__Directions__. What follows is a set of records, each of which is to be written out exactly.

(Stored dataset items)
:::

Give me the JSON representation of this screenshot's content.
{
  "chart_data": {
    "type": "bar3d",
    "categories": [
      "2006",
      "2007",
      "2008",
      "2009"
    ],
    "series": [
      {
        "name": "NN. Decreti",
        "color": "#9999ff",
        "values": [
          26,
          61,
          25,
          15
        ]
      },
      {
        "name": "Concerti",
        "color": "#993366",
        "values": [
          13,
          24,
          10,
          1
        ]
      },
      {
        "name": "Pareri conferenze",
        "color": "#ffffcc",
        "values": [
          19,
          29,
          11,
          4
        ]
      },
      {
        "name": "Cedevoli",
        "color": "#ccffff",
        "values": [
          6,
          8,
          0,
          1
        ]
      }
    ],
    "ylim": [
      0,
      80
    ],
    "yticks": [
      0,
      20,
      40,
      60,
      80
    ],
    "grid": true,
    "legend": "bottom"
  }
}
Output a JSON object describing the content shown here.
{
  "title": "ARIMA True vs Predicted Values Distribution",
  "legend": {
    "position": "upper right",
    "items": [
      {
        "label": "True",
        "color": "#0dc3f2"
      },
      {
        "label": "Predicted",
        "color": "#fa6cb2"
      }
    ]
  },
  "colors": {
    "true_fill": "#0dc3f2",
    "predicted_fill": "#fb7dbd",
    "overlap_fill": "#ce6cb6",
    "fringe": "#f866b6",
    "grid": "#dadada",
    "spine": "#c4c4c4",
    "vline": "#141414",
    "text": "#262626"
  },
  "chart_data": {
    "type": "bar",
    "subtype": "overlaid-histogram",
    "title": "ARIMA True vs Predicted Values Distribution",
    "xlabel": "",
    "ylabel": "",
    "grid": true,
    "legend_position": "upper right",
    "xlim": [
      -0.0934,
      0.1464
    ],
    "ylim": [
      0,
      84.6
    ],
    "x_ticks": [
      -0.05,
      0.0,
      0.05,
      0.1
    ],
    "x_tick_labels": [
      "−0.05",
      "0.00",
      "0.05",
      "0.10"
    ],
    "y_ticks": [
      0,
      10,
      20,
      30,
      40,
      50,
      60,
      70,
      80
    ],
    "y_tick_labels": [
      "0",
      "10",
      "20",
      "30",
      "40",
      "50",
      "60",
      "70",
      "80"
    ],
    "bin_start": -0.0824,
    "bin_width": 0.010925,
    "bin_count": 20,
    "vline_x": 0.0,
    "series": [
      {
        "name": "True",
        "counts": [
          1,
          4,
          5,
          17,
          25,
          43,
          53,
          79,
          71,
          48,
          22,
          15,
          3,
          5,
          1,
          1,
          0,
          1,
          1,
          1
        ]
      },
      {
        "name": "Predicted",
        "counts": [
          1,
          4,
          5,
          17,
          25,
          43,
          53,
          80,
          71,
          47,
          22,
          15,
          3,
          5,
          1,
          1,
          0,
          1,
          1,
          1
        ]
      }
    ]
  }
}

:::

__Output__.
Give me the JSON representation of this screenshot's content.
{
  "chart_data": {
    "type": "bar3d",
    "categories": [
      "2006",
      "2007",
      "2008",
      "2009"
    ],
    "series": [
      {
        "name": "NN. Decreti",
        "color": "#9999ff",
        "values": [
          26,
          61,
          25,
          15
        ]
      },
      {
        "name": "Concerti",
        "color": "#993366",
        "values": [
          13,
          24,
          10,
          1
        ]
      },
      {
        "name": "Pareri conferenze",
        "color": "#ffffcc",
        "values": [
          19,
          29,
          11,
          4
        ]
      },
      {
        "name": "Cedevoli",
        "color": "#ccffff",
        "values": [
          6,
          8,
          0,
          1
        ]
      }
    ],
    "ylim": [
      0,
      80
    ],
    "yticks": [
      0,
      20,
      40,
      60,
      80
    ],
    "grid": true,
    "legend": "bottom"
  }
}
Output a JSON object describing the content shown here.
{
  "title": "ARIMA True vs Predicted Values Distribution",
  "legend": {
    "position": "upper right",
    "items": [
      {
        "label": "True",
        "color": "#0dc3f2"
      },
      {
        "label": "Predicted",
        "color": "#fa6cb2"
      }
    ]
  },
  "colors": {
    "true_fill": "#0dc3f2",
    "predicted_fill": "#fb7dbd",
    "overlap_fill": "#ce6cb6",
    "fringe": "#f866b6",
    "grid": "#dadada",
    "spine": "#c4c4c4",
    "vline": "#141414",
    "text": "#262626"
  },
  "chart_data": {
    "type": "bar",
    "subtype": "overlaid-histogram",
    "title": "ARIMA True vs Predicted Values Distribution",
    "xlabel": "",
    "ylabel": "",
    "grid": true,
    "legend_position": "upper right",
    "xlim": [
      -0.0934,
      0.1464
    ],
    "ylim": [
      0,
      84.6
    ],
    "x_ticks": [
      -0.05,
      0.0,
      0.05,
      0.1
    ],
    "x_tick_labels": [
      "−0.05",
      "0.00",
      "0.05",
      "0.10"
    ],
    "y_ticks": [
      0,
      10,
      20,
      30,
      40,
      50,
      60,
      70,
      80
    ],
    "y_tick_labels": [
      "0",
      "10",
      "20",
      "30",
      "40",
      "50",
      "60",
      "70",
      "80"
    ],
    "bin_start": -0.0824,
    "bin_width": 0.010925,
    "bin_count": 20,
    "vline_x": 0.0,
    "series": [
      {
        "name": "True",
        "counts": [
          1,
          4,
          5,
          17,
          25,
          43,
          53,
          79,
          71,
          48,
          22,
          15,
          3,
          5,
          1,
          1,
          0,
          1,
          1,
          1
        ]
      },
      {
        "name": "Predicted",
        "counts": [
          1,
          4,
          5,
          17,
          25,
          43,
          53,
          80,
          71,
          47,
          22,
          15,
          3,
          5,
          1,
          1,
          0,
          1,
          1,
          1
        ]
      }
    ]
  }
}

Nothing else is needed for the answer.